EXERCISE AIM: Using the material that follows, identify and copy each line with the string "image".

THE DATA:
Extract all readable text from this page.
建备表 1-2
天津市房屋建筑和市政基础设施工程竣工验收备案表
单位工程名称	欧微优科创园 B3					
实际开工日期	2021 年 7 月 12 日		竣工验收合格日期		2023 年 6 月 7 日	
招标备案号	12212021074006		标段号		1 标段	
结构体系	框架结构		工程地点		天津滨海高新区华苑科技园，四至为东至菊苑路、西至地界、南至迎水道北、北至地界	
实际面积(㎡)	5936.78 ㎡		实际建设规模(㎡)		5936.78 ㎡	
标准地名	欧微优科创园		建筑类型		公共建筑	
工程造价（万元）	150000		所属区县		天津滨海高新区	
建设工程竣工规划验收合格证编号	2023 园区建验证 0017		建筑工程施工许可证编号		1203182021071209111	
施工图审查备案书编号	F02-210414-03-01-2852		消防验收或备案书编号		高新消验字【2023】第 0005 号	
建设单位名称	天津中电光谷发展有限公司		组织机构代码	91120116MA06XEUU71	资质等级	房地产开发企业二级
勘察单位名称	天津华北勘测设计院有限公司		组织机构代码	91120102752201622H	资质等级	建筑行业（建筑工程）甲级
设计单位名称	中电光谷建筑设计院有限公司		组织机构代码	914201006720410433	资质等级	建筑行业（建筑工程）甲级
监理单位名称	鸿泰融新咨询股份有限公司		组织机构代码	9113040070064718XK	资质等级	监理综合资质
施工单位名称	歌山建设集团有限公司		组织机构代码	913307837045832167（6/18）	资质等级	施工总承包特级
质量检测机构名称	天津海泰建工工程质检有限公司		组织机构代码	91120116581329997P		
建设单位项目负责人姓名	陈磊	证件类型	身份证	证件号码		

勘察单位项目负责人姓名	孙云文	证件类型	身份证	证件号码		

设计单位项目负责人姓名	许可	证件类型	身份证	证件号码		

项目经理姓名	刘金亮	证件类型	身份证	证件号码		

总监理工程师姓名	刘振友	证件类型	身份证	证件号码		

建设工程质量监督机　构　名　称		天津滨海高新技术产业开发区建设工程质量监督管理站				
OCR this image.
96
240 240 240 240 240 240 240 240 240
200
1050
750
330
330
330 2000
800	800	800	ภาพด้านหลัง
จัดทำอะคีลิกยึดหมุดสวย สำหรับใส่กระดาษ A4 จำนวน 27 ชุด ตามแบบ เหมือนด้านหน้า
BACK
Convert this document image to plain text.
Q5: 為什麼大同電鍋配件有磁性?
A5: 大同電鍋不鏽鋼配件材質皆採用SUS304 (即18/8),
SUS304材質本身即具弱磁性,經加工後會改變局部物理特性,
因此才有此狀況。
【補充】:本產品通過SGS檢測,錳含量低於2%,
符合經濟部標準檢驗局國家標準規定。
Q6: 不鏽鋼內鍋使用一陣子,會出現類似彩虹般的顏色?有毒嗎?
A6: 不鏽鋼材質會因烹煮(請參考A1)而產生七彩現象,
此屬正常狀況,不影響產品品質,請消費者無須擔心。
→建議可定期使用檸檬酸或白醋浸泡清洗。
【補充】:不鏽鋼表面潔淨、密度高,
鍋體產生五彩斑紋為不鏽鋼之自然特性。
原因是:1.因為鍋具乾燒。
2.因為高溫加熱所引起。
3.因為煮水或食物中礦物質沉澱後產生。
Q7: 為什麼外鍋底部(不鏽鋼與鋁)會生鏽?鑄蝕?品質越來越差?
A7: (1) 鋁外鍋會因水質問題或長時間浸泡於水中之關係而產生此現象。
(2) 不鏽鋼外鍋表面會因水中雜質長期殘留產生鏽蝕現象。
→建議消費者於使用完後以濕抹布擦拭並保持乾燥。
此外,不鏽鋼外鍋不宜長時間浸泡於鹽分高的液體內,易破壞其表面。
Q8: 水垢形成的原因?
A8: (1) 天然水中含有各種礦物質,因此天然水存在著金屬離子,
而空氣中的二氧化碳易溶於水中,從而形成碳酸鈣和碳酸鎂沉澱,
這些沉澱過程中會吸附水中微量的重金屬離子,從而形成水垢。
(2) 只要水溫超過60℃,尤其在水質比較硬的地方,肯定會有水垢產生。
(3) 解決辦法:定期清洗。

EXPECTED ANSWER:
OCR this image.
Convert this document image to plain text.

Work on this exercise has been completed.